Instruction
Lift out each line of the data that holds "健康修养费等".
━━ Raw data
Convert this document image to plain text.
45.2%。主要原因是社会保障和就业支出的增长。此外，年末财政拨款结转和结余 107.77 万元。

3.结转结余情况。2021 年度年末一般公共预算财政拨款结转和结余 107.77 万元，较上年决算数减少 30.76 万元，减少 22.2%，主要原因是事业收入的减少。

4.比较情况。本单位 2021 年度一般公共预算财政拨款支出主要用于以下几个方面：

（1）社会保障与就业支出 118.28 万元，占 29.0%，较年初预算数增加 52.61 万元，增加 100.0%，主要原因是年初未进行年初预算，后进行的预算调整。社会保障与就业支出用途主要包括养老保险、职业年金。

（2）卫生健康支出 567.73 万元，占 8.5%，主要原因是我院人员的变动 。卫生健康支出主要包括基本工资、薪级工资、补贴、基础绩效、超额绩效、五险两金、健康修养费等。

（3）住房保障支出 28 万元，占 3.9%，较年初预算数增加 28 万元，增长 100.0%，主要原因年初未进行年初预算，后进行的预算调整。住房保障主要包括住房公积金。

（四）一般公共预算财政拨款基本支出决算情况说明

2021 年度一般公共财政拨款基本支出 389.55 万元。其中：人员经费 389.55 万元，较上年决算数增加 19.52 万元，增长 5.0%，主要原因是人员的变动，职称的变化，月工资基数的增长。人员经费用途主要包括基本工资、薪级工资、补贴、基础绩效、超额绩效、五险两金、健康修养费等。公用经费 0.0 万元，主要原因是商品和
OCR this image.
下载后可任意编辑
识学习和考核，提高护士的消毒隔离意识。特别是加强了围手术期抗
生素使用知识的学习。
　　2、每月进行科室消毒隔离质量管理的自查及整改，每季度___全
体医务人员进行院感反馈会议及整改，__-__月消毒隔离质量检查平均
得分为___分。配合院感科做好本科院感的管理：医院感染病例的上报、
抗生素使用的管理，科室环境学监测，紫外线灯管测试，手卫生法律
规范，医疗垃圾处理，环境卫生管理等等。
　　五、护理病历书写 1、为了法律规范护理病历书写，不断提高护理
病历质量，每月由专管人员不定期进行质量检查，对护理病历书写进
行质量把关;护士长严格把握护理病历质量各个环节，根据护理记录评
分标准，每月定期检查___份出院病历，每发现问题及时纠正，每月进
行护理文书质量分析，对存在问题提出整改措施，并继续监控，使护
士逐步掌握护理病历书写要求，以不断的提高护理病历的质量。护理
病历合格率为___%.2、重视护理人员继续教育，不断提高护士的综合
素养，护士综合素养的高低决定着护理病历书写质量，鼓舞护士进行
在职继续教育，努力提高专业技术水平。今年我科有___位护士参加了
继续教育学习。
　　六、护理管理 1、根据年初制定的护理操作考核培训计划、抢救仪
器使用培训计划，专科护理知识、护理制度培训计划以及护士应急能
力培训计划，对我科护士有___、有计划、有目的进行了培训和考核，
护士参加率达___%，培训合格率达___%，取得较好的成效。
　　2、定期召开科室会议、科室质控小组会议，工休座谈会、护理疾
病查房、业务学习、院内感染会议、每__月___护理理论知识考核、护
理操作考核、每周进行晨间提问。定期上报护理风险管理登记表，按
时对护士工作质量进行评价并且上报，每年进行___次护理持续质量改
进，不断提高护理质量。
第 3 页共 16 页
━━━━
Written response
（2）卫生健康支出 567.73 万元，占 8.5%，主要原因是我院人员的变动 。卫生健康支出主要包括基本工资、薪级工资、补贴、基础绩效、超额绩效、五险两金、健康修养费等。
2021 年度一般公共财政拨款基本支出 389.55 万元。其中：人员经费 389.55 万元，较上年决算数增加 19.52 万元，增长 5.0%，主要原因是人员的变动，职称的变化，月工资基数的增长。人员经费用途主要包括基本工资、薪级工资、补贴、基础绩效、超额绩效、五险两金、健康修养费等。公用经费 0.0 万元，主要原因是商品和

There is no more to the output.